[Begin DATA ENTRIES]

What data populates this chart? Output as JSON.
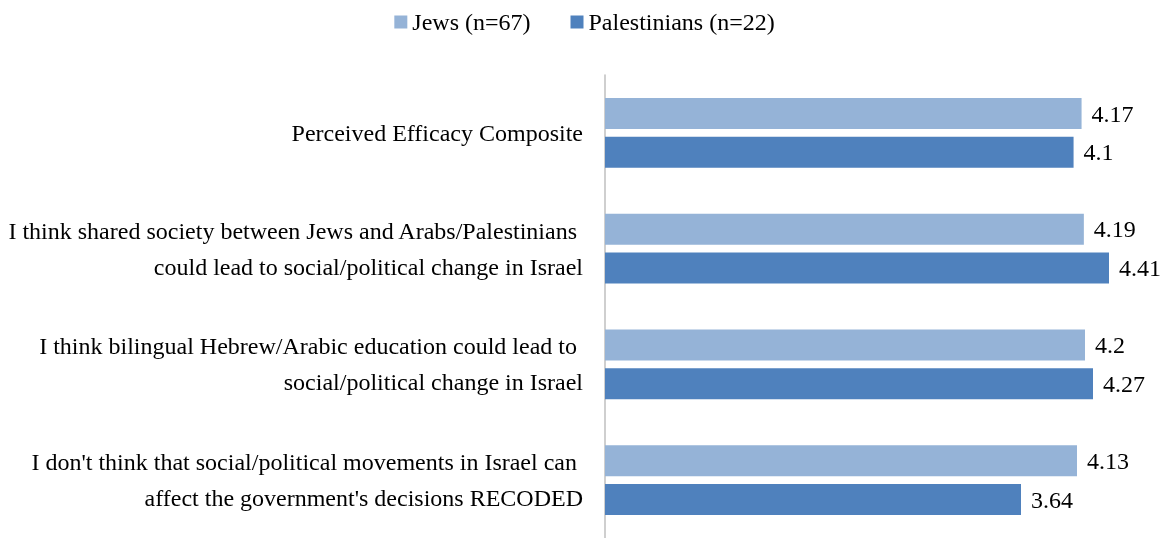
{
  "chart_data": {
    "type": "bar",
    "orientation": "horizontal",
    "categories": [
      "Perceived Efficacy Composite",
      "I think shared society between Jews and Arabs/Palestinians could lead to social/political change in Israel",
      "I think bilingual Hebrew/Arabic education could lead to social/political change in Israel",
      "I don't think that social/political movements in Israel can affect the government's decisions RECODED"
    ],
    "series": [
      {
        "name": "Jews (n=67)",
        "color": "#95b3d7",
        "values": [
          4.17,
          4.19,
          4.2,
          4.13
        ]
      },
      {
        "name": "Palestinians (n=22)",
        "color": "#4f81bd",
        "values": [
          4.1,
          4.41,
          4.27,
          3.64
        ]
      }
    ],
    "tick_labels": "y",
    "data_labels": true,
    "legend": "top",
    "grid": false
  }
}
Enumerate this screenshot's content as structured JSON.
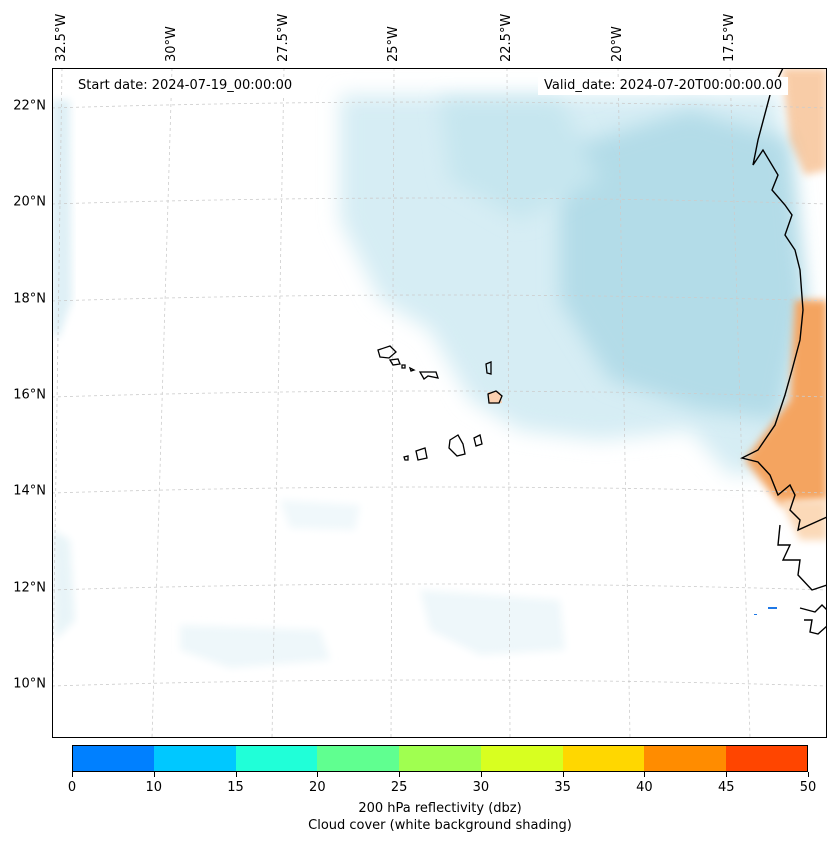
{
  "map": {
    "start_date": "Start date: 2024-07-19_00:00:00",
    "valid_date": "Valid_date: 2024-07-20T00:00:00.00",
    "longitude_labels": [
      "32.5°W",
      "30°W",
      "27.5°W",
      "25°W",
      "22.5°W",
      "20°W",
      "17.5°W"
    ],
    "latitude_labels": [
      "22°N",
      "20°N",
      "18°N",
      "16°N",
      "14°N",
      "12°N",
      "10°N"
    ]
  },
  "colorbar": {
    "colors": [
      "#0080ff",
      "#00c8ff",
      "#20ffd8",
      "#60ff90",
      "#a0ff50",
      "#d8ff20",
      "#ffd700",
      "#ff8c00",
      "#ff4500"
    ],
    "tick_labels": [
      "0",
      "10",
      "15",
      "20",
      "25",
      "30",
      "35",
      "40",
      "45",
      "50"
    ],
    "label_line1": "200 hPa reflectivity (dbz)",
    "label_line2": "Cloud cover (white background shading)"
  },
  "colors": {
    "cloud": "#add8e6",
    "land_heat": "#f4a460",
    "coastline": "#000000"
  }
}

[End DATA ENTRIES]

[EXERCISE AIM]: Exactly as written, return every line of the listing, but not the pictures.

[EXERCISE RESULT]:
What data populates this chart? Output as JSON.
{
  "chart_data": {
    "type": "bar",
    "orientation": "horizontal",
    "categories": [
      "Perceived Efficacy Composite",
      "I think shared society between Jews and Arabs/Palestinians could lead to social/political change in Israel",
      "I think bilingual Hebrew/Arabic education could lead to social/political change in Israel",
      "I don't think that social/political movements in Israel can affect the government's decisions RECODED"
    ],
    "series": [
      {
        "name": "Jews (n=67)",
        "color": "#95b3d7",
        "values": [
          4.17,
          4.19,
          4.2,
          4.13
        ]
      },
      {
        "name": "Palestinians (n=22)",
        "color": "#4f81bd",
        "values": [
          4.1,
          4.41,
          4.27,
          3.64
        ]
      }
    ],
    "tick_labels": "y",
    "data_labels": true,
    "legend": "top",
    "grid": false
  }
}
Enumerate this screenshot's content as structured JSON.
{
  "map": {
    "start_date": "Start date: 2024-07-19_00:00:00",
    "valid_date": "Valid_date: 2024-07-20T00:00:00.00",
    "longitude_labels": [
      "32.5°W",
      "30°W",
      "27.5°W",
      "25°W",
      "22.5°W",
      "20°W",
      "17.5°W"
    ],
    "latitude_labels": [
      "22°N",
      "20°N",
      "18°N",
      "16°N",
      "14°N",
      "12°N",
      "10°N"
    ]
  },
  "colorbar": {
    "colors": [
      "#0080ff",
      "#00c8ff",
      "#20ffd8",
      "#60ff90",
      "#a0ff50",
      "#d8ff20",
      "#ffd700",
      "#ff8c00",
      "#ff4500"
    ],
    "tick_labels": [
      "0",
      "10",
      "15",
      "20",
      "25",
      "30",
      "35",
      "40",
      "45",
      "50"
    ],
    "label_line1": "200 hPa reflectivity (dbz)",
    "label_line2": "Cloud cover (white background shading)"
  },
  "colors": {
    "cloud": "#add8e6",
    "land_heat": "#f4a460",
    "coastline": "#000000"
  }
}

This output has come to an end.